What needs to be done:
Skip every picture and transcribe the remaining material exactly.

Saved data entries:
───
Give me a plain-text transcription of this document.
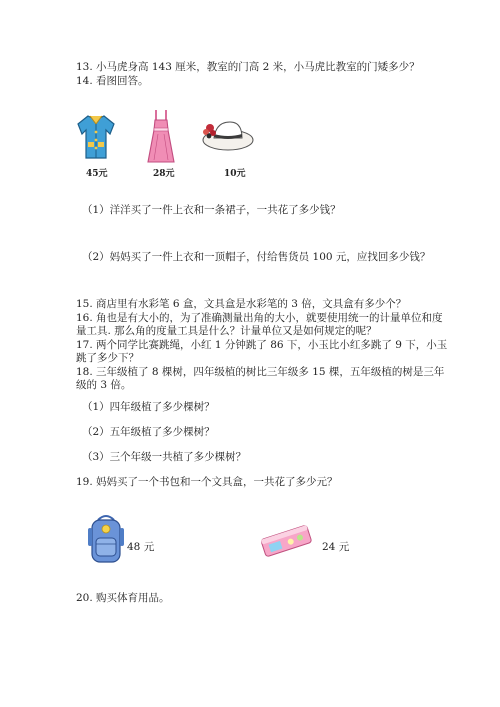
13. 小马虎身高 143 厘米，教室的门高 2 米，小马虎比教室的门矮多少？
14. 看图回答。
45元	28元	10元
（1）洋洋买了一件上衣和一条裙子，一共花了多少钱？
（2）妈妈买了一件上衣和一顶帽子，付给售货员 100 元，应找回多少钱？
15. 商店里有水彩笔 6 盒，文具盒是水彩笔的 3 倍，文具盒有多少个？
16. 角也是有大小的，为了准确测量出角的大小，就要使用统一的计量单位和度
量工具. 那么角的度量工具是什么？计量单位又是如何规定的呢？
17. 两个同学比赛跳绳，小红 1 分钟跳了 86 下，小玉比小红多跳了 9 下，小玉
跳了多少下？
18. 三年级植了 8 棵树，四年级植的树比三年级多 15 棵，五年级植的树是三年
级的 3 倍。
（1）四年级植了多少棵树？
（2）五年级植了多少棵树？
（3）三个年级一共植了多少棵树？
19. 妈妈买了一个书包和一个文具盒，一共花了多少元？
48 元	24 元
20. 购买体育用品。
───
Finished task:
Give me a plain-text transcription of this document.
13. 小马虎身高 143 厘米，教室的门高 2 米，小马虎比教室的门矮多少？
14. 看图回答。
45元	28元	10元
（1）洋洋买了一件上衣和一条裙子，一共花了多少钱？
（2）妈妈买了一件上衣和一顶帽子，付给售货员 100 元，应找回多少钱？
15. 商店里有水彩笔 6 盒，文具盒是水彩笔的 3 倍，文具盒有多少个？
16. 角也是有大小的，为了准确测量出角的大小，就要使用统一的计量单位和度
量工具. 那么角的度量工具是什么？计量单位又是如何规定的呢？
17. 两个同学比赛跳绳，小红 1 分钟跳了 86 下，小玉比小红多跳了 9 下，小玉
跳了多少下？
18. 三年级植了 8 棵树，四年级植的树比三年级多 15 棵，五年级植的树是三年
级的 3 倍。
（1）四年级植了多少棵树？
（2）五年级植了多少棵树？
（3）三个年级一共植了多少棵树？
19. 妈妈买了一个书包和一个文具盒，一共花了多少元？
48 元	24 元
20. 购买体育用品。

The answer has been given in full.